[Dataset records]

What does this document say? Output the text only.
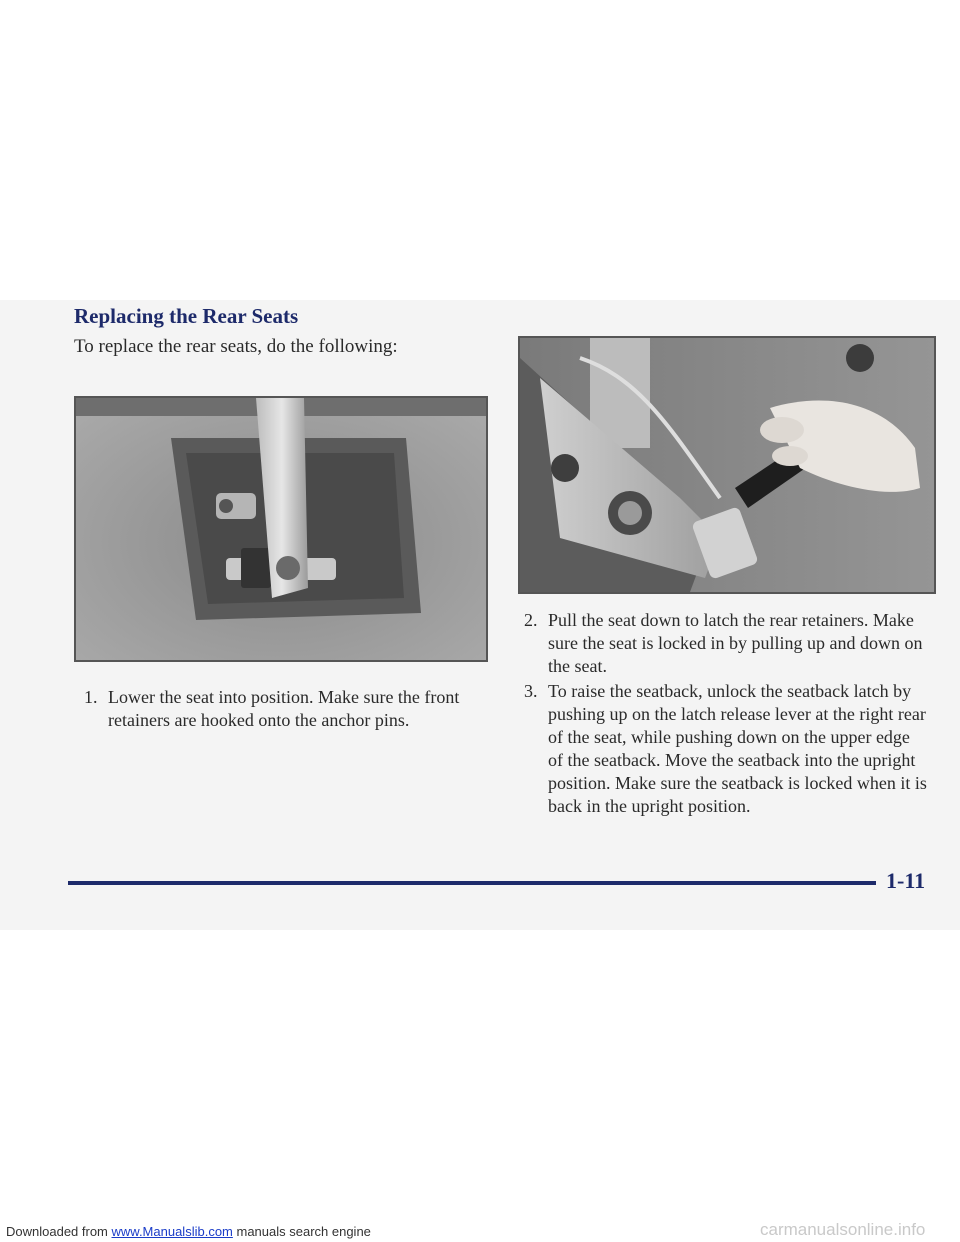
Replacing the Rear Seats

To replace the rear seats, do the following:

1. Lower the seat into position. Make sure the front retainers are hooked onto the anchor pins.
2. Pull the seat down to latch the rear retainers. Make sure the seat is locked in by pulling up and down on the seat.
3. To raise the seatback, unlock the seatback latch by pushing up on the latch release lever at the right rear of the seat, while pushing down on the upper edge of the seatback. Move the seatback into the upright position. Make sure the seatback is locked when it is back in the upright position.
1-11
Downloaded from www.Manualslib.com manuals search engine	carmanualsonline.info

#### TASK REQUIREMENTS:
Write out each line again precisely as it appears, skipping every picture.

#### THE OUTPUT:
What does this document say? Output the text only.
Replacing the Rear Seats

To replace the rear seats, do the following:

1. Lower the seat into position. Make sure the front retainers are hooked onto the anchor pins.
2. Pull the seat down to latch the rear retainers. Make sure the seat is locked in by pulling up and down on the seat.
3. To raise the seatback, unlock the seatback latch by pushing up on the latch release lever at the right rear of the seat, while pushing down on the upper edge of the seatback. Move the seatback into the upright position. Make sure the seatback is locked when it is back in the upright position.
1-11
Downloaded from www.Manualslib.com manuals search engine	carmanualsonline.info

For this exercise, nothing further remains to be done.